◆ Exercises to complete ◆
1) Answer these questions from the assistive technology text:
(a) What does the abbreviation AT stand for?
(b) What do the makers of FastFig call it?
(c) In which browser can math equations be inserted into g(Math) by speaking?
2) Carry the assistive technology text forward from the last graphing tool it lists, adding further entries in the same style.

◆ Extracted text ◆
What is assistive technology?

Assistive technology is any kind of technology and/or tool that can be used to enhance the functional independence of a person with a disability. Often, for people with disabilities, accomplishing daily tasks such as communicating with others, going to school or work, or participating in activities can be a challenge. Assistive Technology (AT) devices are tools to help overcome those challenges and enable people living with disabilities to enhance and have access to a quality of life, that may otherwise not be known, and lead more independent lives.

The mission of this blog is to serve as a voice of a constant researcher in the field of educational and assistive technologies so that the best products, strategies and services may be located easily, in hopes that they will then be delivered, taught and used to better the lives of people with disabilities.


Drawing Graphs, Plotting Points, and other related functions on the Computer

Graphing Support (These programs have numerous options for drawing graphs, plotting points, and many other related functions)

  • Bar, Line, Area, Pie... Teaching about graphs? Explore Create a Graph!
  • Graph functions, plot data, evaluate equations, explore transformations, and much more – for free...Desmos might meet your needs for graphing: https://www.youtube.com/watch?v=n8FTRTE5KY4 You can create tables quickly and easily with Google Docs and use Equatio in that environment as well (or Word). 
  • FastFig lets you add graphs, videos, and pictures to illustrate your work. Perfect for worksheets, homework, and reports. They call it the "Word Processor for Math". Keystrokes instantly become math symbols, and the on-screen keyboard offers mobile users easy access. FastFig runs within any modern browser, without the need for plug-ins or downloads. Type and share interactive math documents online and with mobile devices. Available in Chrome.
  • FooPlot is an online plotting tool.  
  • Formula Editor is a simple tool that lets you type and edit mathematical equations in the sidebar of any Google Doc. You can input data using the mathematics input box or by using LaTeX. After you complete your edits, the formula is converted to an image that can be inserted directly into a document.
  • FX Draw (FX products are available free to students with eligible disabilities.)
  • g(Math) is a popular tool for Math students and teachers. It allows you to create robust expressions and graphs that you can insert directly into your Google Doc. Input expressions using LaTeX, select pre-built formulas which gMath will convert to LaTeX for you, draw your own formula, or even speak to insert math equations (in Chrome Only). Check out the g(Math) guru for extensive tutorials.

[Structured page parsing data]
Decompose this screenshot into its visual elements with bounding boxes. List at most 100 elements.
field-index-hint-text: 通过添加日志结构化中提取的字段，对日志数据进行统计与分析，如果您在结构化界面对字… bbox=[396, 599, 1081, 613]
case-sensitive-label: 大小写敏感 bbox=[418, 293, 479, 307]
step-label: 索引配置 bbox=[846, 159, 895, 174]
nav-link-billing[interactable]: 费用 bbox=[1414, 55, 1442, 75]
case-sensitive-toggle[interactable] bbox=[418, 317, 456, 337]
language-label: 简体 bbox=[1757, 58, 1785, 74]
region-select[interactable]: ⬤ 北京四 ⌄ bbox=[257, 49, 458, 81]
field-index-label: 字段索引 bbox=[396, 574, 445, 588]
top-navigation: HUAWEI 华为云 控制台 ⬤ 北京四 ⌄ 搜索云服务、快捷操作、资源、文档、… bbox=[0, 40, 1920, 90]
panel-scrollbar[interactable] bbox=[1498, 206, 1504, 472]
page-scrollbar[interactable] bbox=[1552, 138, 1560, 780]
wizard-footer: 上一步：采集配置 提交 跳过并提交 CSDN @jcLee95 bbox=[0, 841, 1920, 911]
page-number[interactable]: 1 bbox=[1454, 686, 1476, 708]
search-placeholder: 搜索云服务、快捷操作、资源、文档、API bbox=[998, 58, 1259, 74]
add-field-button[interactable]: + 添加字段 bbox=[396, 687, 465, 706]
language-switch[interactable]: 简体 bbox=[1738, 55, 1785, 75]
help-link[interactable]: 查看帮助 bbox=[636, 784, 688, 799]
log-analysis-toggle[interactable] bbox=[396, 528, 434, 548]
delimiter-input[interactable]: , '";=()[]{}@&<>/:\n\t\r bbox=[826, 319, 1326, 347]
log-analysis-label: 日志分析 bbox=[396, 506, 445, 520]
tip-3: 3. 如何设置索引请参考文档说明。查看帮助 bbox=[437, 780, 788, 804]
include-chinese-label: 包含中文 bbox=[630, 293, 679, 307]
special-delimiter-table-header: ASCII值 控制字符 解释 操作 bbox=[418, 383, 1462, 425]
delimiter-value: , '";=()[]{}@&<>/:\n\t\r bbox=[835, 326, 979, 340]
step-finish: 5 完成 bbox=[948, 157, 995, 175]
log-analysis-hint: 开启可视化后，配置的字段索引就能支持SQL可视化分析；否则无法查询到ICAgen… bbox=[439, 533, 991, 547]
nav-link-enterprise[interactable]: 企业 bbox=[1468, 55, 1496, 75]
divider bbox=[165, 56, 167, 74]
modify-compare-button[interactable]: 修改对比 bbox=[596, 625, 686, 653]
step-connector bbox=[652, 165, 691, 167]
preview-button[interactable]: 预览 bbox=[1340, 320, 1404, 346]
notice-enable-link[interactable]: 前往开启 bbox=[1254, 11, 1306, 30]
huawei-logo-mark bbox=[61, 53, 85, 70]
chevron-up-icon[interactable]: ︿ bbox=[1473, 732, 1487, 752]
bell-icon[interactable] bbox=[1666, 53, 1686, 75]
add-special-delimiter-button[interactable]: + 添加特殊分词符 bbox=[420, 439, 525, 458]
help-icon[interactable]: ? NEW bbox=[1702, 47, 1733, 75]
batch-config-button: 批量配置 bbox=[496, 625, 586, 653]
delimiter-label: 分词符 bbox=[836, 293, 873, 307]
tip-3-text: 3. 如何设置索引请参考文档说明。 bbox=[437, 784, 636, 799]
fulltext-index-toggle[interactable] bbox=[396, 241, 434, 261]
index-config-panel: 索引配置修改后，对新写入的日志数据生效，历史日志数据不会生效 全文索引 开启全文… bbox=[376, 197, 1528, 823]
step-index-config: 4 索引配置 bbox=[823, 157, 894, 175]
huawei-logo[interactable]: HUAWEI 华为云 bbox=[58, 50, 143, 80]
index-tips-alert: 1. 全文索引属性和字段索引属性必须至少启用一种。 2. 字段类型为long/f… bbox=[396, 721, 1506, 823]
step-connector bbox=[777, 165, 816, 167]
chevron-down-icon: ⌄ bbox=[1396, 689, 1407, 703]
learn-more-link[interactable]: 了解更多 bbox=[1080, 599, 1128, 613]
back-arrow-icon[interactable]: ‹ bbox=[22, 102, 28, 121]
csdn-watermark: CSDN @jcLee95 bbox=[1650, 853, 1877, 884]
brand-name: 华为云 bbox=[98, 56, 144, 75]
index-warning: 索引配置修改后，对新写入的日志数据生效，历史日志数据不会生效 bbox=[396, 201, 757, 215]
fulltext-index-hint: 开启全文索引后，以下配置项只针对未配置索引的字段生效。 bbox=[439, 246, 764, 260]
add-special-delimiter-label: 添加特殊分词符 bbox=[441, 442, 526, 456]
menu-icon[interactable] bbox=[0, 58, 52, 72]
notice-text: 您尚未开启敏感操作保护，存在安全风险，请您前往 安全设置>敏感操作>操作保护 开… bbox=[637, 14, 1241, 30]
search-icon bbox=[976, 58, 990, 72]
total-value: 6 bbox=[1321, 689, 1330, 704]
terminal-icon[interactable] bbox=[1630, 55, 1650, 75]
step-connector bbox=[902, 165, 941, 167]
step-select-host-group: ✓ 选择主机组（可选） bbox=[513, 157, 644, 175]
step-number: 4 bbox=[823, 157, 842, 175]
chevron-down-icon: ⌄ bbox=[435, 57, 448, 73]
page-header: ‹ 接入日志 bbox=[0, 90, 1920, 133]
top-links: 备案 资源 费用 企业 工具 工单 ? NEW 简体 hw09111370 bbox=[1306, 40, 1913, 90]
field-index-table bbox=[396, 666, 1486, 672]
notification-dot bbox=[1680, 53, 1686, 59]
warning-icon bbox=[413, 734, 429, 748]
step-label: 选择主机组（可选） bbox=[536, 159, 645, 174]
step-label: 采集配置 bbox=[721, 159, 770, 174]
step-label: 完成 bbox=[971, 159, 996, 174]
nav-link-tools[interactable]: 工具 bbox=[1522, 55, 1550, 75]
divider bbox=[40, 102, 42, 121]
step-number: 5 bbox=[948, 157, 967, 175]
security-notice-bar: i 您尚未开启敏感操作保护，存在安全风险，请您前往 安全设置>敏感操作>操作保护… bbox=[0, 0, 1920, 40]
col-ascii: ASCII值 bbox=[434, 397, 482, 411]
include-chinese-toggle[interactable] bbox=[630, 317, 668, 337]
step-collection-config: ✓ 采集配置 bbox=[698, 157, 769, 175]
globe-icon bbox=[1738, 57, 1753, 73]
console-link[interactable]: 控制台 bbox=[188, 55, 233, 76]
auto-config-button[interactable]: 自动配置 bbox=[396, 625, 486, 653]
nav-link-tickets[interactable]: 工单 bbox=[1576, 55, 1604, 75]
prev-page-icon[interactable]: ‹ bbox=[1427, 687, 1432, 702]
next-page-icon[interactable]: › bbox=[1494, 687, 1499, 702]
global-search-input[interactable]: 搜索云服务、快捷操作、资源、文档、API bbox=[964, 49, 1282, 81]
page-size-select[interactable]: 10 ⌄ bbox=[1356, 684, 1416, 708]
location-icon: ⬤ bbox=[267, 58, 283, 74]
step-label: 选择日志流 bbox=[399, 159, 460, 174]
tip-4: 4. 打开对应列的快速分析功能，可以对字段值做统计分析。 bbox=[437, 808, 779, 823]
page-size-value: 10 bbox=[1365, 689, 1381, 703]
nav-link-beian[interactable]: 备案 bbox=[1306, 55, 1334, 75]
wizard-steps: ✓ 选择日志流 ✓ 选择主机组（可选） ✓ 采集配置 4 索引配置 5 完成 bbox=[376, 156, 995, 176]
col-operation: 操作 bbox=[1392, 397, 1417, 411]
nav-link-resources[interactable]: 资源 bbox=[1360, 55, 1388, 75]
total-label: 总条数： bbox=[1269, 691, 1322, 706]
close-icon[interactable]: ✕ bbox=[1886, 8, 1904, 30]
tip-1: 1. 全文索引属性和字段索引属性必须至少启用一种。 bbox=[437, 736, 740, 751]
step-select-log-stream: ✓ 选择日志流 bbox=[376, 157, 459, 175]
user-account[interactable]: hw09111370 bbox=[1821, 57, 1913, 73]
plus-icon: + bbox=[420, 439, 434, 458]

◆ Results of the tasks ◆
1)
(a) Assistive Technology
(b) The "Word Processor for Math"
(c) Chrome

2)
  • GeoGebra allows for simple to complex drawings and graphs. It is free. Works on Mac, Windows, Linux, Chrome, iOS, and Android; has lots of features (including 3D), and it’s fairly intuitive to use. It’s good for shapes, graphing, geometry proofs, algebraic representation of graphs and curves, and a lot more. GeoGebra combines graphing and drawing with the algebraic representation of equations.  It also has a spreadsheet view where students can list points (x-coordinate, y-coordinate), plot those points (show them on the graph), then draw a line or a best-fit curve through those points.  Graphs can be easily exported to other documents (e.g., MS Word). Here’s one way to do this: https://www.youtube.com/watch?v=aSGR6gvv6x4 but there are others using different GeoGebra functions. (Another side of the story: "I explored GeoGebra and found it too complex for my student and came up with another solution. I took a screenshot of the graph paper the class used and then uploaded it to the Drawing canvas of Google Docs. That way, we used the Drawing tools for plot points and for lines in all planes. 
    It worked well and the student liked that option best."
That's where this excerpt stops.